--- Stated task ---
From the entries below, copy every line holding the word "which".

--- Information supplied ---
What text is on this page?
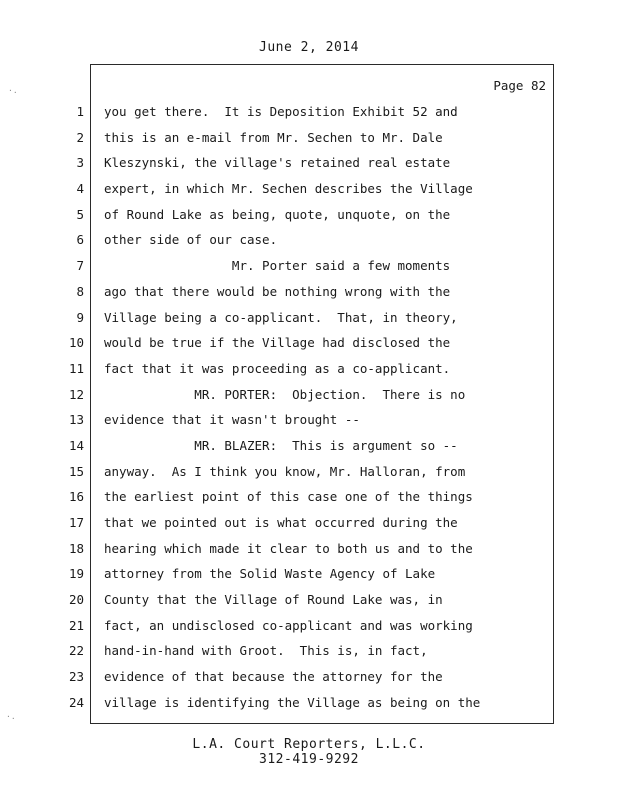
June 2, 2014
Page 82
1
2
3
4
5
6
7
8
9
10
11
12
13
14
15
16
17
18
19
20
21
22
23
24
you get there.  It is Deposition Exhibit 52 and
this is an e-mail from Mr. Sechen to Mr. Dale
Kleszynski, the village's retained real estate
expert, in which Mr. Sechen describes the Village
of Round Lake as being, quote, unquote, on the
other side of our case.
Mr. Porter said a few moments
ago that there would be nothing wrong with the
Village being a co-applicant.  That, in theory,
would be true if the Village had disclosed the
fact that it was proceeding as a co-applicant.
MR. PORTER:  Objection.  There is no
evidence that it wasn't brought --
MR. BLAZER:  This is argument so --
anyway.  As I think you know, Mr. Halloran, from
the earliest point of this case one of the things
that we pointed out is what occurred during the
hearing which made it clear to both us and to the
attorney from the Solid Waste Agency of Lake
County that the Village of Round Lake was, in
fact, an undisclosed co-applicant and was working
hand-in-hand with Groot.  This is, in fact,
evidence of that because the attorney for the
village is identifying the Village as being on the
L.A. Court Reporters, L.L.C.
312-419-9292
·.
·.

--- Response ---
expert, in which Mr. Sechen describes the Village
hearing which made it clear to both us and to the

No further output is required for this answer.